▶ [AIM]:
Leave out the pictures and print only the lines from the one with "What's the underlying" through the one with "Decode this image", exactly as they are.

▶ [INPUT DATA]:
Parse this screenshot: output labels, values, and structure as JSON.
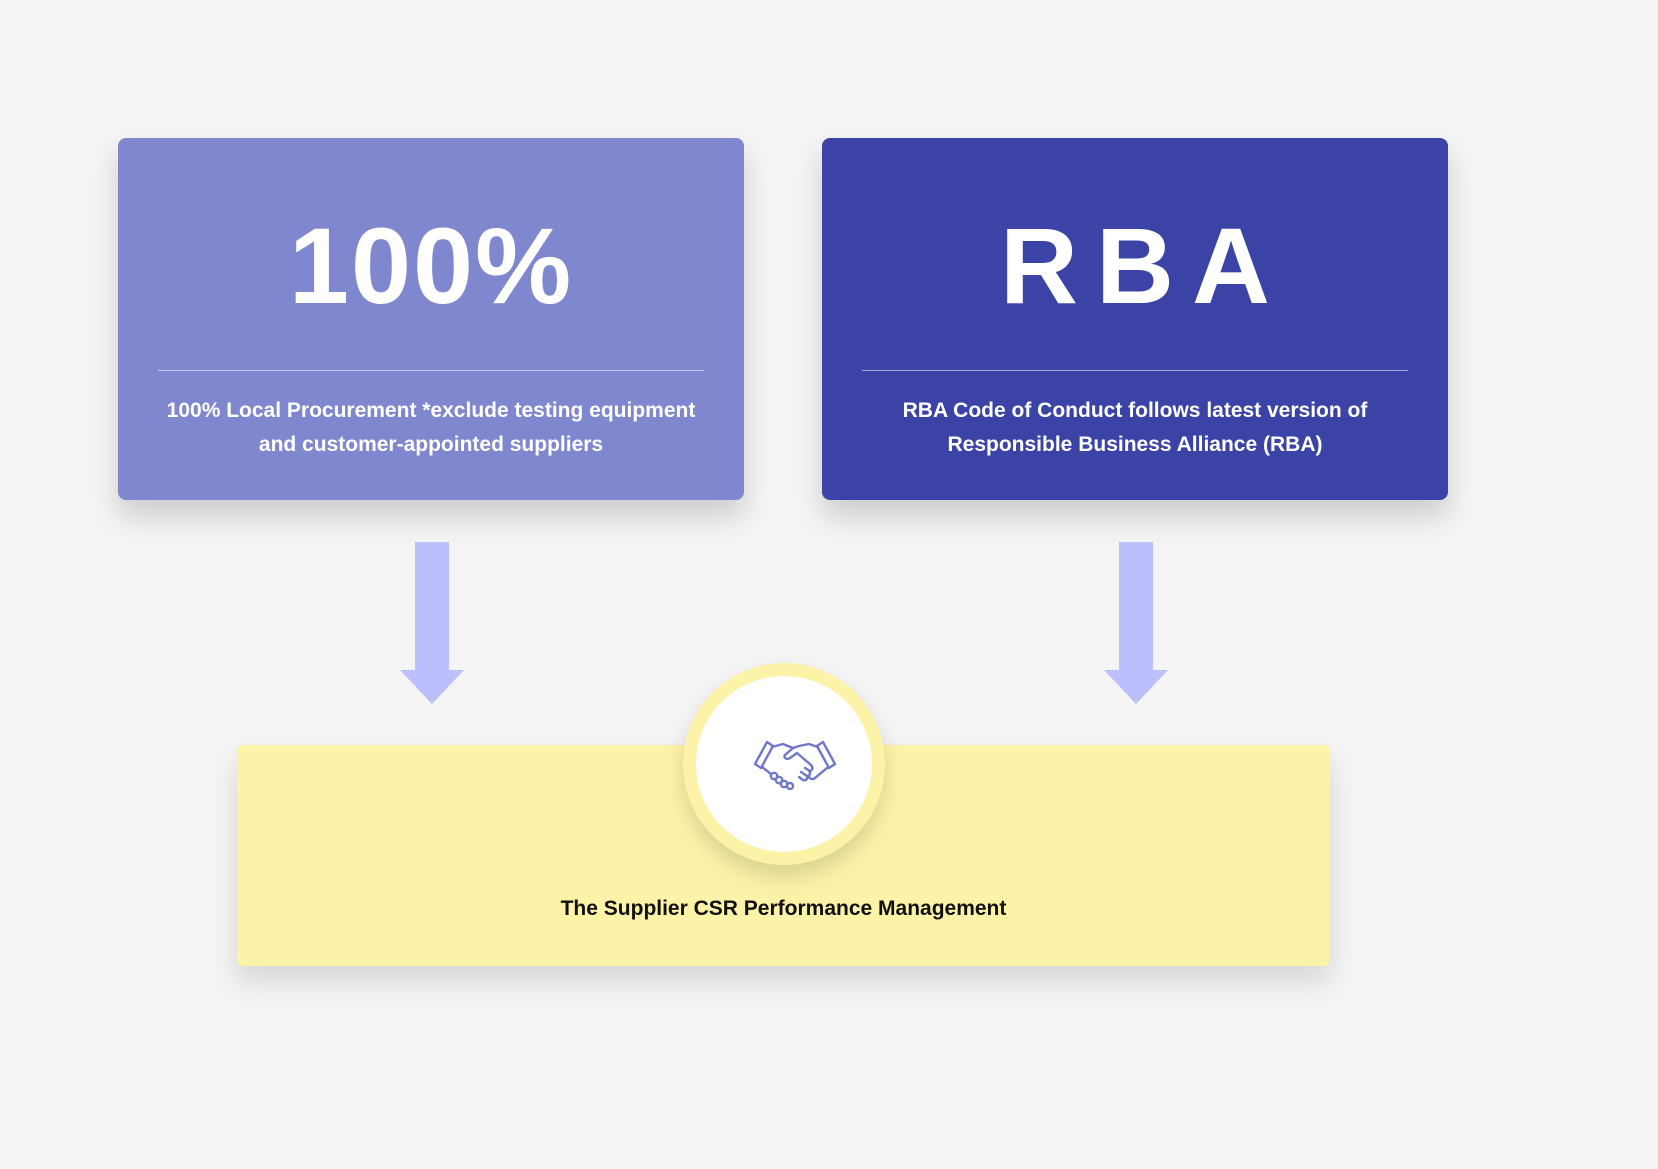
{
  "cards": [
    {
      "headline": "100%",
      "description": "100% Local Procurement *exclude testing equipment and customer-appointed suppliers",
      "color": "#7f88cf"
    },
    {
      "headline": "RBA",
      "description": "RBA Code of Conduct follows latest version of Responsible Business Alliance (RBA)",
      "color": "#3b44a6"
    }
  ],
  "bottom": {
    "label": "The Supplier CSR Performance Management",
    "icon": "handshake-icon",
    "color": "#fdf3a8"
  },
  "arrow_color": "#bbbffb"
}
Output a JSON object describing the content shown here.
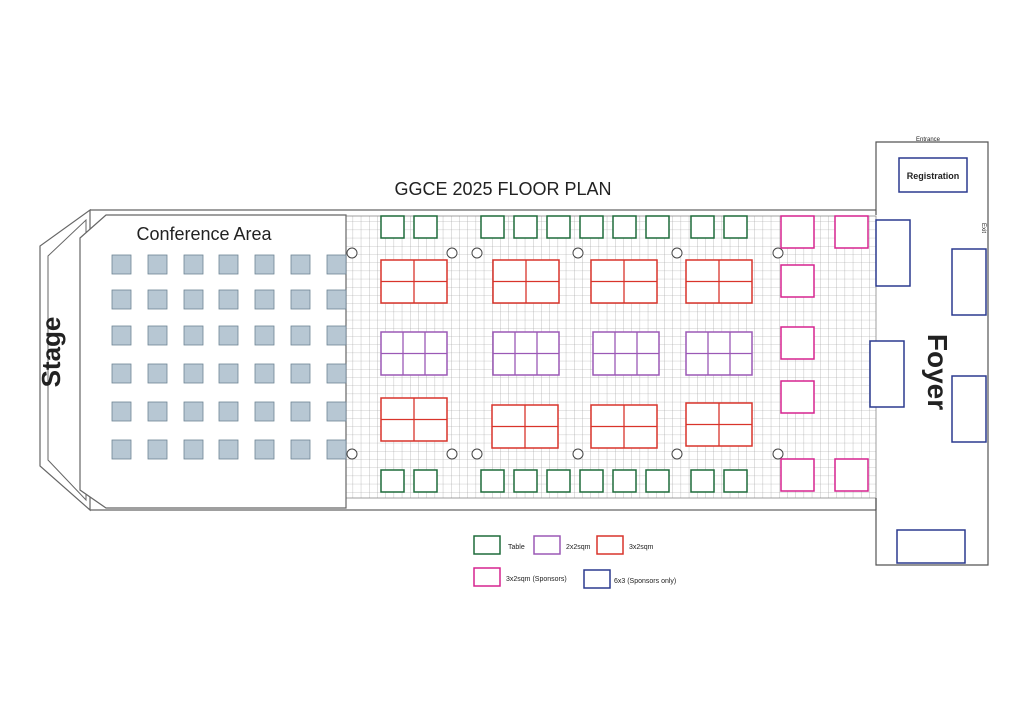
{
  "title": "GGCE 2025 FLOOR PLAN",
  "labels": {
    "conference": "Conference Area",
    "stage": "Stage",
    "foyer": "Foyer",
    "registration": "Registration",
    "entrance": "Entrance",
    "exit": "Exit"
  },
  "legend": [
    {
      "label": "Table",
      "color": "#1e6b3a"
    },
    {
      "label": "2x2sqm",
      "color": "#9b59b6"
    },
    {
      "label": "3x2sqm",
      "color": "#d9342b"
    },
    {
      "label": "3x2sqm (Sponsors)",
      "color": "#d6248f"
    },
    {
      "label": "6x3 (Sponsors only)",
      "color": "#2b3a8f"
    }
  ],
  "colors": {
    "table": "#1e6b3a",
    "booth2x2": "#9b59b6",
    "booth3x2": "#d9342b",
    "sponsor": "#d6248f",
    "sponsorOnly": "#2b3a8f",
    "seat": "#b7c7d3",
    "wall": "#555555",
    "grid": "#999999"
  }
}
---
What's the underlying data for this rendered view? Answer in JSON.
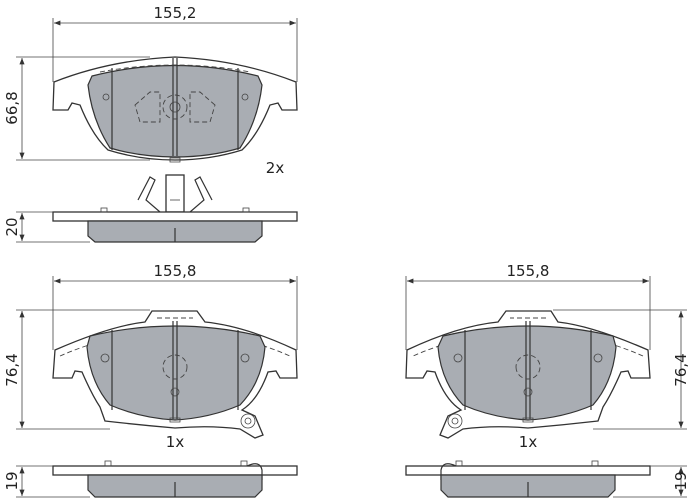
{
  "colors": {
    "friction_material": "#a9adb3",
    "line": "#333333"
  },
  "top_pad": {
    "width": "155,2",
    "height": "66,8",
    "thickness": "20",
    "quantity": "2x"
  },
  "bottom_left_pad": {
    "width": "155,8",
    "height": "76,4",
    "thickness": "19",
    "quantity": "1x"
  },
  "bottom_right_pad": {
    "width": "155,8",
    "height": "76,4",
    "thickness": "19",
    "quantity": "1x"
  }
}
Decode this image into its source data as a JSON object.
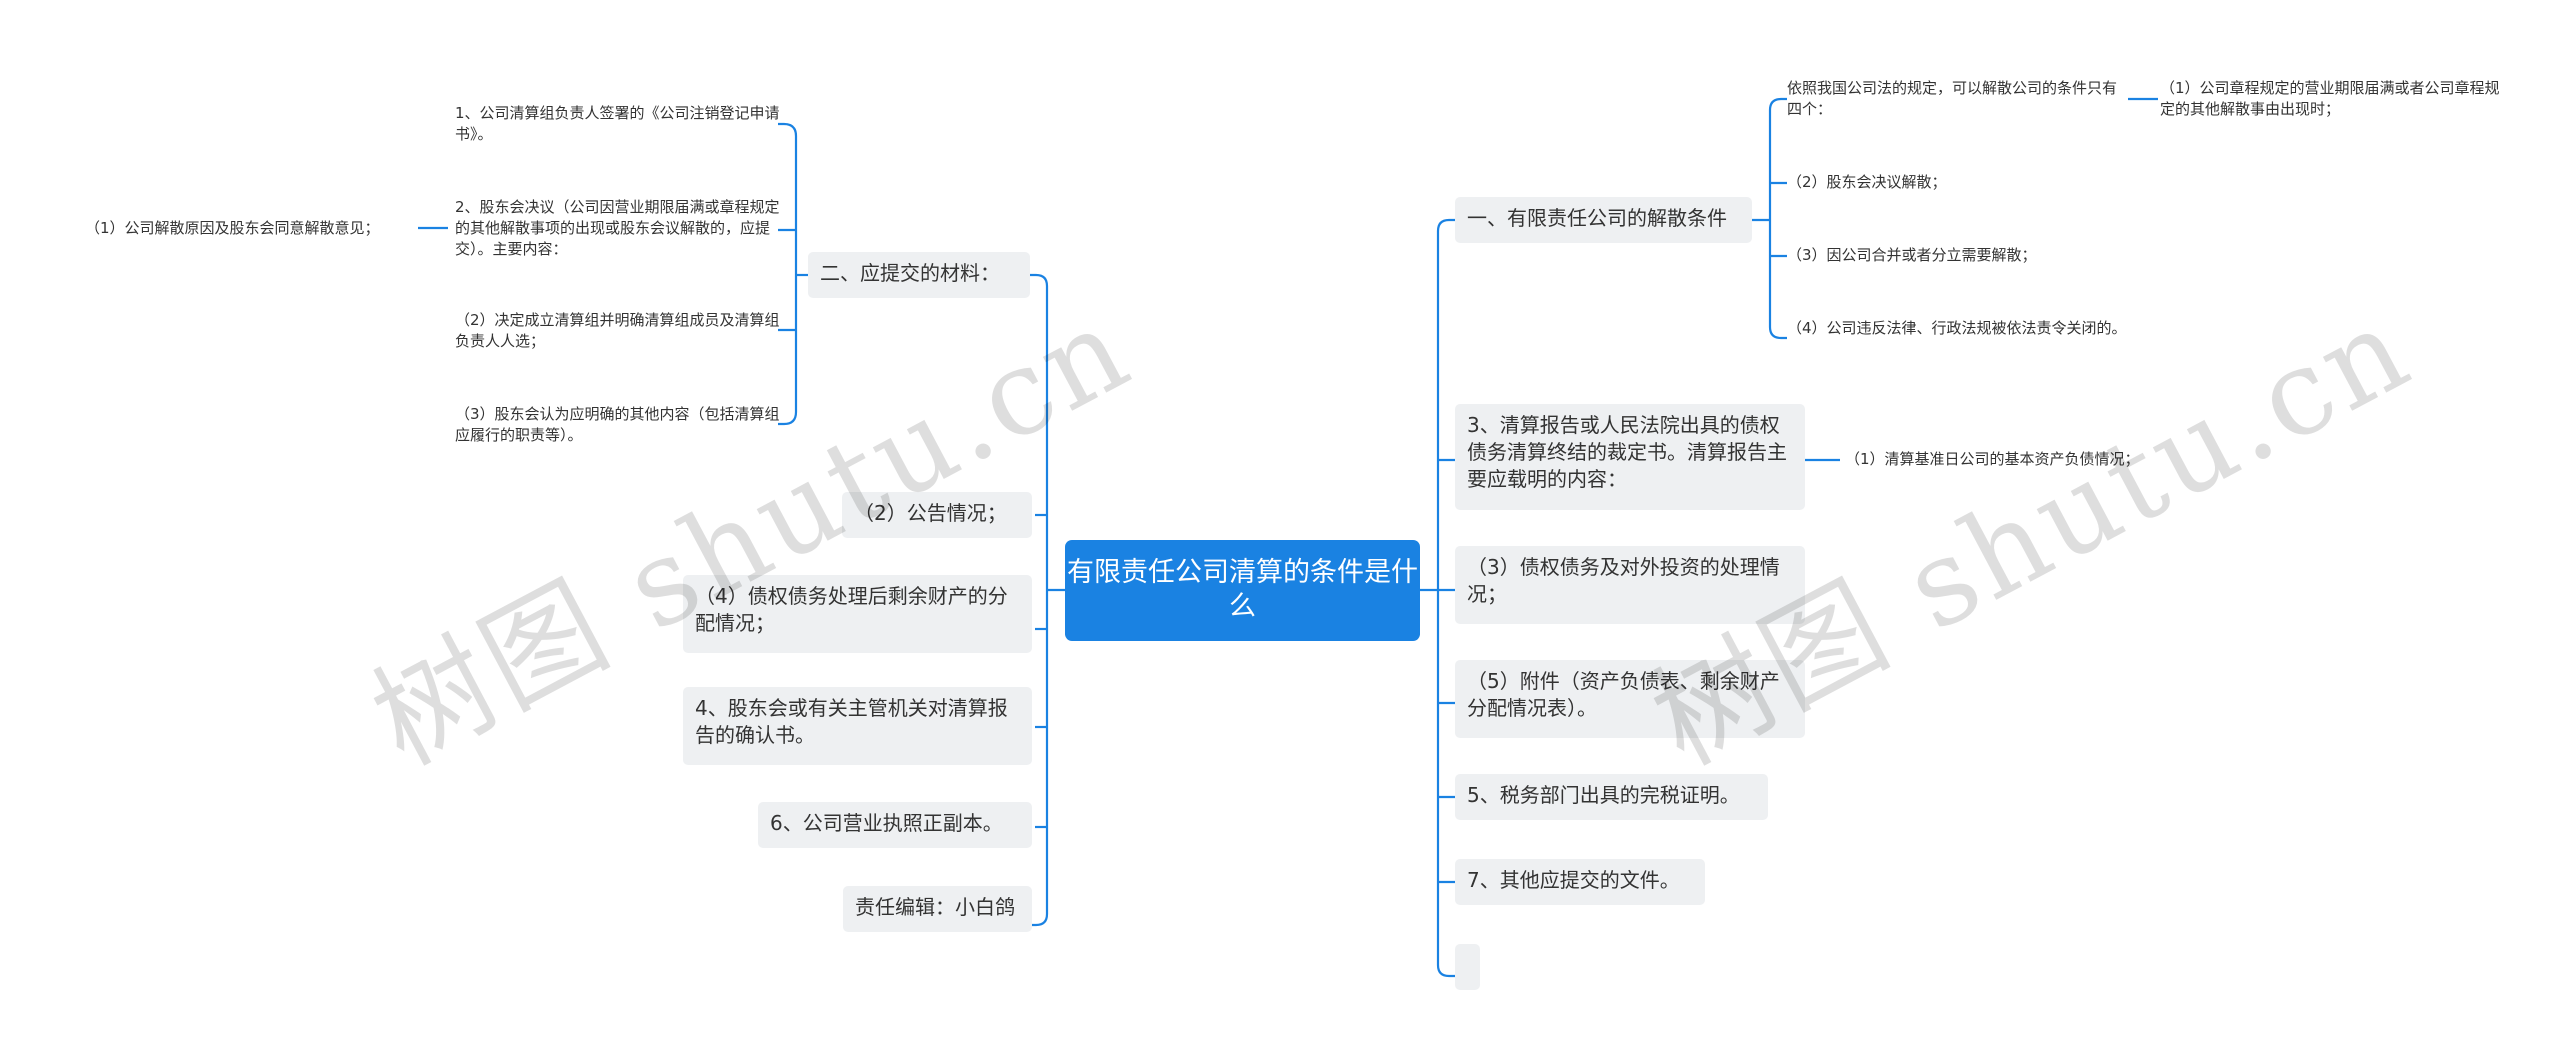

▶ [CORRECT OUTPUT]:
What's the underlying data for this rendered view? Answer in JSON.
{
  "colors": {
    "friction_material": "#a9adb3",
    "line": "#333333"
  },
  "top_pad": {
    "width": "155,2",
    "height": "66,8",
    "thickness": "20",
    "quantity": "2x"
  },
  "bottom_left_pad": {
    "width": "155,8",
    "height": "76,4",
    "thickness": "19",
    "quantity": "1x"
  },
  "bottom_right_pad": {
    "width": "155,8",
    "height": "76,4",
    "thickness": "19",
    "quantity": "1x"
  }
}
Decode this image into its source data as a JSON object.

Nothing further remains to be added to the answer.